> INSTRUCTION
Determine how many lines contain the string "Space", then reply with that figure only.

> DATA LINES
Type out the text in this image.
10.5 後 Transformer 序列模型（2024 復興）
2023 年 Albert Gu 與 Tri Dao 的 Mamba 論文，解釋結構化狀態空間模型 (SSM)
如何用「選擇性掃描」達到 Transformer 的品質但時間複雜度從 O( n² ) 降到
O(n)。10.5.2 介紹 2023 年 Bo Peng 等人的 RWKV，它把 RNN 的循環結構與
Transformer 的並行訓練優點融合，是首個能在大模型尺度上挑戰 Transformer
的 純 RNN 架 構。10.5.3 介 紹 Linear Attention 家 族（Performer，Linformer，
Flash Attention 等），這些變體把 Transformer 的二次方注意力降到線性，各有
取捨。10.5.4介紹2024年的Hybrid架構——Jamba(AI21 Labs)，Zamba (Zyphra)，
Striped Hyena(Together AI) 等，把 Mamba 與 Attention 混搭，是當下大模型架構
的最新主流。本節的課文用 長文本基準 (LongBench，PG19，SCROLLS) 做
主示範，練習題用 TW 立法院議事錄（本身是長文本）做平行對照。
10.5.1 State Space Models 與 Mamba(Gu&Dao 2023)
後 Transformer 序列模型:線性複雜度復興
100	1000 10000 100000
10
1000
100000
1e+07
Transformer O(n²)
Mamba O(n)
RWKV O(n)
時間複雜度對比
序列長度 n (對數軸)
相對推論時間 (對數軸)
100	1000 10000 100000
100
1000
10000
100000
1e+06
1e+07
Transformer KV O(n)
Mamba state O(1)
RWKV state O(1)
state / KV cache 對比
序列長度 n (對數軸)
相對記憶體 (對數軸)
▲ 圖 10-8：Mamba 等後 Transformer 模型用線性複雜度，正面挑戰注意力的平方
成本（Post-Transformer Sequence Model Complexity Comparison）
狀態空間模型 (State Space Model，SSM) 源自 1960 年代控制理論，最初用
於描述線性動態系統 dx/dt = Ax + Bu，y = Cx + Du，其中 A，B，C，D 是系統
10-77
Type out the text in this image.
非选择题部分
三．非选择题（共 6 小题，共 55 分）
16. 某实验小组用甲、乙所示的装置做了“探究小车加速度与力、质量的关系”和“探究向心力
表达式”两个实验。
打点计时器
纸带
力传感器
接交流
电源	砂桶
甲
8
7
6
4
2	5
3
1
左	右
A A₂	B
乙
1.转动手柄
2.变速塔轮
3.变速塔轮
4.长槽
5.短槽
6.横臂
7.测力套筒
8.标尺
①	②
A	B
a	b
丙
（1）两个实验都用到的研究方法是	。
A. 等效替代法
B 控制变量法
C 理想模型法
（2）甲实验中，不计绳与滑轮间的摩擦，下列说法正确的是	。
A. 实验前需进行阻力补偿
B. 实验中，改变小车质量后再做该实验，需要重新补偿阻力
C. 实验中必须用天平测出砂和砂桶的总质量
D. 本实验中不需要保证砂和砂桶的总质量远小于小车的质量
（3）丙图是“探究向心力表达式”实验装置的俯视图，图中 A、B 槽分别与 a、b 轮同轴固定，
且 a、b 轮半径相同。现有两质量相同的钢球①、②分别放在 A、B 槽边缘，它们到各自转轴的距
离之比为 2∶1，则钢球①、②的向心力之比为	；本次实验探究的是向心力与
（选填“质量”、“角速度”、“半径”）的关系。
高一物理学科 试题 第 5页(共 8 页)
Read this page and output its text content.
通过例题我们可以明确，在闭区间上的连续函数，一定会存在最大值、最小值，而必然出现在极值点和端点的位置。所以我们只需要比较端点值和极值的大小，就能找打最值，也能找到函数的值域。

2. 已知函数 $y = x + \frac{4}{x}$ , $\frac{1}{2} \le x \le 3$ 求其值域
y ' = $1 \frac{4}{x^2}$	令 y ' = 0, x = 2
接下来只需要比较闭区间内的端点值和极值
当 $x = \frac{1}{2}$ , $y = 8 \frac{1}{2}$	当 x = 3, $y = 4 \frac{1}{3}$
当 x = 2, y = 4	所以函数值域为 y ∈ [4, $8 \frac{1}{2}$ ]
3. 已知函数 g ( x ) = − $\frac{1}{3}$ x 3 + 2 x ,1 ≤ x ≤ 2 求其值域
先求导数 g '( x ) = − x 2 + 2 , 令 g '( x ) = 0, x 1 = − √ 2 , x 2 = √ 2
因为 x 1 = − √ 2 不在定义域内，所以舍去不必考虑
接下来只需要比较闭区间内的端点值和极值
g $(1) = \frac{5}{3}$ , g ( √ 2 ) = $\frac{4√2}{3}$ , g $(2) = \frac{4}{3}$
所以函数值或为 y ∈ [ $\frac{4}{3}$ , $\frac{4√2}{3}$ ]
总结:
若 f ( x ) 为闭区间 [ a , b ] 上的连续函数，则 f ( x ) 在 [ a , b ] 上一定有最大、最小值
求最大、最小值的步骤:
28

> RESULT BELOW
2